*THE RECORDS:*
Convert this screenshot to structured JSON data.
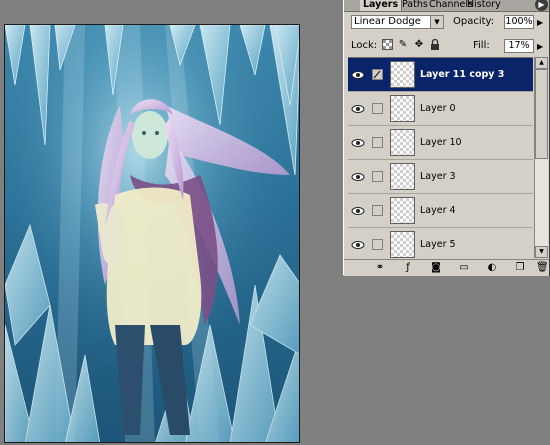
{
  "canvas": {
    "description_icon": "artwork-canvas"
  },
  "layers_palette": {
    "tabs": [
      {
        "label": "Layers",
        "active": true
      },
      {
        "label": "Paths",
        "active": false
      },
      {
        "label": "Channels",
        "active": false
      },
      {
        "label": "History",
        "active": false
      }
    ],
    "blend_mode": "Linear Dodge",
    "opacity_label": "Opacity:",
    "opacity_value": "100%",
    "lock_label": "Lock:",
    "fill_label": "Fill:",
    "fill_value": "17%",
    "layers": [
      {
        "name": "Layer 11 copy 3",
        "selected": true,
        "visible": true
      },
      {
        "name": "Layer 0",
        "selected": false,
        "visible": true
      },
      {
        "name": "Layer 10",
        "selected": false,
        "visible": true
      },
      {
        "name": "Layer 3",
        "selected": false,
        "visible": true
      },
      {
        "name": "Layer 4",
        "selected": false,
        "visible": true
      },
      {
        "name": "Layer 5",
        "selected": false,
        "visible": true
      }
    ],
    "icons": {
      "palette_menu": "arrow-right-icon",
      "lock_transparency": "lock-transparency-icon",
      "lock_image": "brush-icon",
      "lock_position": "move-icon",
      "lock_all": "lock-icon",
      "bottom": [
        "link-icon",
        "layer-style-icon",
        "mask-icon",
        "new-group-icon",
        "adjustment-layer-icon",
        "new-layer-icon",
        "trash-icon"
      ]
    }
  }
}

*TASK OBJECTIVE:* Copy every record above exactly as written, but leave out the pictures.

*RESPONSE BELOW:*
Convert this screenshot to structured JSON data.
{
  "canvas": {
    "description_icon": "artwork-canvas"
  },
  "layers_palette": {
    "tabs": [
      {
        "label": "Layers",
        "active": true
      },
      {
        "label": "Paths",
        "active": false
      },
      {
        "label": "Channels",
        "active": false
      },
      {
        "label": "History",
        "active": false
      }
    ],
    "blend_mode": "Linear Dodge",
    "opacity_label": "Opacity:",
    "opacity_value": "100%",
    "lock_label": "Lock:",
    "fill_label": "Fill:",
    "fill_value": "17%",
    "layers": [
      {
        "name": "Layer 11 copy 3",
        "selected": true,
        "visible": true
      },
      {
        "name": "Layer 0",
        "selected": false,
        "visible": true
      },
      {
        "name": "Layer 10",
        "selected": false,
        "visible": true
      },
      {
        "name": "Layer 3",
        "selected": false,
        "visible": true
      },
      {
        "name": "Layer 4",
        "selected": false,
        "visible": true
      },
      {
        "name": "Layer 5",
        "selected": false,
        "visible": true
      }
    ],
    "icons": {
      "palette_menu": "arrow-right-icon",
      "lock_transparency": "lock-transparency-icon",
      "lock_image": "brush-icon",
      "lock_position": "move-icon",
      "lock_all": "lock-icon",
      "bottom": [
        "link-icon",
        "layer-style-icon",
        "mask-icon",
        "new-group-icon",
        "adjustment-layer-icon",
        "new-layer-icon",
        "trash-icon"
      ]
    }
  }
}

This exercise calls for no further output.